TEXT SHOWN =>
══════
Sinner
- Sinner first edition cover.
- Author: Sara Douglass
- Language: English
- Series: The Wayfarer Redemption
- Genre: Fantasy
- Publisher: HarperCollins
- Publication date: 1997
- Publication place: Australia
- Media type: Print (Paperback & Hardback)
- Pages: 495 (first edition)
- ISBN: 0-7322-5857-X
- OCLC: 37835909
- Dewey Decimal: 823 21
- LC Class: PR9619.3.D672 G56 1997
- Followed by: Pilgrim

= Sinner (Douglass novel) =

Novel by Sara Douglass

Sinner is a fantasy novel by Sara Douglass, the first novel in The Wayfarer Redemption Trilogy. In the United States it is also considered the fourth in The Wayfarer Redemption sextet. It is followed by Pilgrim and concludes in Crusader.

==Plot summary==
Axis chooses to leave the mortal world with his wife Azhure, leaving his son Caelum to rule as the Starson.

Matters worsen when Caelum finds himself engaging in affair with his sister Riverstar, who eventually becomes pregnant and threatens to blackmail her brother with this fact.
The ancient and deadly WolfStar also returns to the world of Tencendor; seeking to cause the rebirth of his lover Niah within a powerful body. He selects Zenith as the perfect host, displacing her soul and replacing it with Niah's. However, WolfStar is not the only one to return; the newly empowered Faraday arrives and aids Zenith in expelling both Niah's soul and WolfStar's child from her body.

Meanwhile, Drago discovers an odd oasis in the universe outside the Star Gate, containing an insane Icarii woman, many children with the likeness of hawks and five dark and dangerous beings known as the Timekeepers who offer great power. This promise proves false however, when they steal Drago's life force and use it to shatter the Star Gate and destroy most of the world's magic in the process.

==Reception==
Lynne Bispham of Vector wrote: "It is as though this first volume is really just setting the scene for later volumes in the trilogy, and it may be unfair to judge it until it can be read in conjunction with volumes two and three."
══════
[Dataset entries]

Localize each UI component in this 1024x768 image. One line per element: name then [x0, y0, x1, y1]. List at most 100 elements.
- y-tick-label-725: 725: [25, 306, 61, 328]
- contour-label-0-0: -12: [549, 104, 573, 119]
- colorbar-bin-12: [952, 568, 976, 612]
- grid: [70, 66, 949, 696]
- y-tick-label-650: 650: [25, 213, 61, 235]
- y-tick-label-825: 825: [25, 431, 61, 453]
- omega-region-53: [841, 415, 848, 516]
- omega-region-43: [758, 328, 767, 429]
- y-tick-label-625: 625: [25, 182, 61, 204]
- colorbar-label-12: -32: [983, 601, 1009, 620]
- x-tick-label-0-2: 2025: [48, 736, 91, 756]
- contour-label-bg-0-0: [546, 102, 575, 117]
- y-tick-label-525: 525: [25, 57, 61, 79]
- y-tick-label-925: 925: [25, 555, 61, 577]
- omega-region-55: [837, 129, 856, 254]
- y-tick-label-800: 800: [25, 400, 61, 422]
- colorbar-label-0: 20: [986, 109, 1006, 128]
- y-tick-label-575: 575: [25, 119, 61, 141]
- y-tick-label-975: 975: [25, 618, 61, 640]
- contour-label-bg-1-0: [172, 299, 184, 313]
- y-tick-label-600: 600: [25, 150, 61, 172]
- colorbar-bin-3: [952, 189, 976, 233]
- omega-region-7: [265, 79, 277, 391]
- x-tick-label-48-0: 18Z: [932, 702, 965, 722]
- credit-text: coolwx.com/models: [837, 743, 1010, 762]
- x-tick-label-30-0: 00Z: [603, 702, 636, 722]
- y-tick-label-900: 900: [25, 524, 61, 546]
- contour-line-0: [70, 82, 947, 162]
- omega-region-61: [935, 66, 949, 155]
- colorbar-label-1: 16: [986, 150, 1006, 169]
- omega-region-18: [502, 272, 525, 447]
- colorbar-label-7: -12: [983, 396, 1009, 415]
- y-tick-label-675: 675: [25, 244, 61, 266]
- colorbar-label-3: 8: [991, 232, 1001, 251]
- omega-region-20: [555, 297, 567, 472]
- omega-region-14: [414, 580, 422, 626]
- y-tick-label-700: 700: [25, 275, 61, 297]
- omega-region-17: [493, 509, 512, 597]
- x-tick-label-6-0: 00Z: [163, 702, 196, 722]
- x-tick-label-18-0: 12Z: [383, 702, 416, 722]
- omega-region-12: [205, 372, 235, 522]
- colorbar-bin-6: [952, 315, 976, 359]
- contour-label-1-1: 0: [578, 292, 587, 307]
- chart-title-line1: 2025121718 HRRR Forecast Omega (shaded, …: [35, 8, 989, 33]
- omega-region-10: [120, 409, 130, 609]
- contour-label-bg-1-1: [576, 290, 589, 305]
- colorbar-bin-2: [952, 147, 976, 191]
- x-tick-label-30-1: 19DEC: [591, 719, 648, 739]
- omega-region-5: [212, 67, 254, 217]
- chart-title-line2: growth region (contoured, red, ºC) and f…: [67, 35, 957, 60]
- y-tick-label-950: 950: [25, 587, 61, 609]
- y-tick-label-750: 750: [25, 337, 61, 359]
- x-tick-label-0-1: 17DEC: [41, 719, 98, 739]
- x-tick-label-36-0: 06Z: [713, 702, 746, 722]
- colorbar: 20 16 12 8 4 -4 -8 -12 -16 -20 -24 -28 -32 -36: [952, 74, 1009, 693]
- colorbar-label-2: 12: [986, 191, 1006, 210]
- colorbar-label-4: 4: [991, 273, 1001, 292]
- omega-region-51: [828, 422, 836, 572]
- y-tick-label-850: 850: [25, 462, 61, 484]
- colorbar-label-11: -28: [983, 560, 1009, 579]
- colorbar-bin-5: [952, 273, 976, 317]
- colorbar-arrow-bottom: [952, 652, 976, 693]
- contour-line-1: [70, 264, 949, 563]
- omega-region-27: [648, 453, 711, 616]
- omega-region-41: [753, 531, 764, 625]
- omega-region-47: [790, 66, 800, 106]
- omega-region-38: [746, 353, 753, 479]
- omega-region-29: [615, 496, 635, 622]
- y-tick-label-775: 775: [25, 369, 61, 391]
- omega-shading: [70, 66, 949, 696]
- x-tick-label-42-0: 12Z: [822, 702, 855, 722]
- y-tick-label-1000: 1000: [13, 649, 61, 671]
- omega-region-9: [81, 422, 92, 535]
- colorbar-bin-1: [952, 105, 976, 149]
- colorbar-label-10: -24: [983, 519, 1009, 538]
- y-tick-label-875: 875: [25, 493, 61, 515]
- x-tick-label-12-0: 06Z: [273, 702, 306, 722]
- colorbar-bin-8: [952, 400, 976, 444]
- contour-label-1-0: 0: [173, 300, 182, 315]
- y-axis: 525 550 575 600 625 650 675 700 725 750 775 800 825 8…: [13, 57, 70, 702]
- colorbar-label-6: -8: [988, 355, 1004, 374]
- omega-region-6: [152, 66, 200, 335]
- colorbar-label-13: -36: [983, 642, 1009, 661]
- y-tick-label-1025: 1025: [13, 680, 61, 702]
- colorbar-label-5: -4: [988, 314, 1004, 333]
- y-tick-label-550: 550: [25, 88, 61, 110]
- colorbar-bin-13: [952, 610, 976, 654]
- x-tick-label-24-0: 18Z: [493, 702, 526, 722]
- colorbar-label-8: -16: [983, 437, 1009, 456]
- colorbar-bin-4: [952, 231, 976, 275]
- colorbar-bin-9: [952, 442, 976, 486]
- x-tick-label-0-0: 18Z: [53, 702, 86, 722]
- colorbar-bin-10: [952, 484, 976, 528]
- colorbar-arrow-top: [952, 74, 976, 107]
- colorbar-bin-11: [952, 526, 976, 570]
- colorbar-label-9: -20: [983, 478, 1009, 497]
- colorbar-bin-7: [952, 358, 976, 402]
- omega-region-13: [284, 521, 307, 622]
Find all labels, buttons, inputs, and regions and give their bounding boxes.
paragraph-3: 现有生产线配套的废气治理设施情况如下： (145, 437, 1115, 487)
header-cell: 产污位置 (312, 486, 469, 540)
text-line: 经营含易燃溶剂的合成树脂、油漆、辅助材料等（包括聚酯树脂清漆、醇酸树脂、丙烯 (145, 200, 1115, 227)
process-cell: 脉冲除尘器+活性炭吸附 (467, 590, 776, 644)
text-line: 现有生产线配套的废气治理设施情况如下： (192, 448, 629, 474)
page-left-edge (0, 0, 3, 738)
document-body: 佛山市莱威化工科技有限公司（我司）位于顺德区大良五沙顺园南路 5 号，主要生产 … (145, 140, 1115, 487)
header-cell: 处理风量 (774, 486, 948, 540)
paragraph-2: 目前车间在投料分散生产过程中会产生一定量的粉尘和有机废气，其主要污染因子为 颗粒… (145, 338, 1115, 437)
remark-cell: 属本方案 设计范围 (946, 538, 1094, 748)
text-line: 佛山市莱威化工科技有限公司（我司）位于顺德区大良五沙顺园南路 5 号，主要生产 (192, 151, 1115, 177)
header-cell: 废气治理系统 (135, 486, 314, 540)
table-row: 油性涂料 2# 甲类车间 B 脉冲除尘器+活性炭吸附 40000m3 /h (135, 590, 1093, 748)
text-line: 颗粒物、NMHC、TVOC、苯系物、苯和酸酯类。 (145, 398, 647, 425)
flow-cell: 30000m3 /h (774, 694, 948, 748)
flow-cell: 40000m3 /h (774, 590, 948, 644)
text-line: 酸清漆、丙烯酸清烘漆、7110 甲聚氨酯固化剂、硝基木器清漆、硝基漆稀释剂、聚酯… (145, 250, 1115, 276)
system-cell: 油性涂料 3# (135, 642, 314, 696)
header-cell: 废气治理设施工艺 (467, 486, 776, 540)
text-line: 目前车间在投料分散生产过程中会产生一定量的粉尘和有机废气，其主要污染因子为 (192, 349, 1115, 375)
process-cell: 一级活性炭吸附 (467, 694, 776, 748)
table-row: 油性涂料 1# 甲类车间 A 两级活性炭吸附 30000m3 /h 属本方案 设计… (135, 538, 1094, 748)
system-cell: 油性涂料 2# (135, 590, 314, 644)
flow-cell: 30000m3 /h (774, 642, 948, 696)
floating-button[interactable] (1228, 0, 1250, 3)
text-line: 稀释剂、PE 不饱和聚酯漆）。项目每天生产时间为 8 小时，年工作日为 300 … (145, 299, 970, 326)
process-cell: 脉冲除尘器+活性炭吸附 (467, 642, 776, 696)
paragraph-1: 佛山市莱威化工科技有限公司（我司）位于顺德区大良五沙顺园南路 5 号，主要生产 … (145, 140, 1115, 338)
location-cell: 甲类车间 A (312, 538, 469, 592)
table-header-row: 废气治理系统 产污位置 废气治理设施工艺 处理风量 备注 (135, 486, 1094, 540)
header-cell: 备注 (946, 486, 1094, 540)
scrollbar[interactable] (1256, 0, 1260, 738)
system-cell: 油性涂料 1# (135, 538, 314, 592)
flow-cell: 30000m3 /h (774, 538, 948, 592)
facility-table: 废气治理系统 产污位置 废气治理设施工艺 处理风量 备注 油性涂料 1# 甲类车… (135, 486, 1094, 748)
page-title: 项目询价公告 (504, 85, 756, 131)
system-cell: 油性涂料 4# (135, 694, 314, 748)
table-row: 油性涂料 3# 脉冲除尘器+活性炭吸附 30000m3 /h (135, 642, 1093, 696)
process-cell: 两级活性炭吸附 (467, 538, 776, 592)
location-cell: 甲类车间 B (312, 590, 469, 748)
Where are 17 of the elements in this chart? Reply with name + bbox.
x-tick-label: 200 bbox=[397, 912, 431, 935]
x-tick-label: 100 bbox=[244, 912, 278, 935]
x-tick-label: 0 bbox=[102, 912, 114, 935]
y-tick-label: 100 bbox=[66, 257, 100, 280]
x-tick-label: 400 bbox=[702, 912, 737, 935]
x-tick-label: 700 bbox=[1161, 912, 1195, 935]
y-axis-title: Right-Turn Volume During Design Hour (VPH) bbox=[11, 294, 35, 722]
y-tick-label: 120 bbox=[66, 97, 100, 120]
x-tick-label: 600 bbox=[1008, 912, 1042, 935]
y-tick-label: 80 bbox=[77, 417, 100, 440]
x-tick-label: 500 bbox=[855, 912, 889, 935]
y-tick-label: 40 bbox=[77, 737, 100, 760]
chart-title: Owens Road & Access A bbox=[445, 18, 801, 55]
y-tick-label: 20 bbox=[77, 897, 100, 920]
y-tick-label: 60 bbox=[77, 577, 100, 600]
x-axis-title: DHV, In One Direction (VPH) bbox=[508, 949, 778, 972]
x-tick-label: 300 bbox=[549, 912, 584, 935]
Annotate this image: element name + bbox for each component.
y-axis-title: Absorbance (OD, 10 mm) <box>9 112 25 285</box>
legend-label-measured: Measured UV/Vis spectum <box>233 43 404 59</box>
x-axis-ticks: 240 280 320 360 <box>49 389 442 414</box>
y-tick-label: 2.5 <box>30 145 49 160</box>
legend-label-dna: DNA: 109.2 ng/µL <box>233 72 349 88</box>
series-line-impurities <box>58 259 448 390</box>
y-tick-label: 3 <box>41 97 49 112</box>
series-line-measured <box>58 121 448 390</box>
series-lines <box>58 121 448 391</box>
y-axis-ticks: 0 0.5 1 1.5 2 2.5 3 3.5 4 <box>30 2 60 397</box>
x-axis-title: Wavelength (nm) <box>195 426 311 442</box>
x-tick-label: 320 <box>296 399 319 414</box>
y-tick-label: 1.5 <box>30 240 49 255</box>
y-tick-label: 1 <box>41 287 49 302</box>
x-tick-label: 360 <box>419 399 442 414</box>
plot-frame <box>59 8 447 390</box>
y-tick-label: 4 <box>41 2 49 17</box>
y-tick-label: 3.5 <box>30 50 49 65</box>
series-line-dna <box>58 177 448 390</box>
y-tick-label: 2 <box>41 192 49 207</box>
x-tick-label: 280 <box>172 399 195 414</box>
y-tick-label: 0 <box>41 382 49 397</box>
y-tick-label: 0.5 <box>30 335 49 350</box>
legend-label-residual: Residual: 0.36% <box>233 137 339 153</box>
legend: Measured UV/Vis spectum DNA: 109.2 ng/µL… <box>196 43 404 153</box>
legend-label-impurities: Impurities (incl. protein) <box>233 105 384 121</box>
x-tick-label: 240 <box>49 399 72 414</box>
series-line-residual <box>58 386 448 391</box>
══════
WORK ORDER A => In the text about the novel Sinner, rewrite the paragraph that begins "Meanwhile, Drago discovers" as a short bulleted list that keeps its main facts.
WORK ORDER B => According to the text about the novel Sinner, which novels make up The Wayfarer Redemption Trilogy? List them in order.
WORK ORDER C => In the text about the novel Sinner, who reviewed the book for Vector?

ANSWER SPACE A =>
- Outside the Star Gate, Drago finds a strange oasis.
- It holds an insane Icarii woman, many hawk-like children and five dark, dangerous beings called the Timekeepers.
- The Timekeepers promise great power, but the promise is false.
- They steal Drago's life force and use it to shatter the Star Gate.
- This destroys most of the world's magic.

ANSWER SPACE B =>
1. Sinner
2. Pilgrim
3. Crusader

ANSWER SPACE C => Lynne Bispham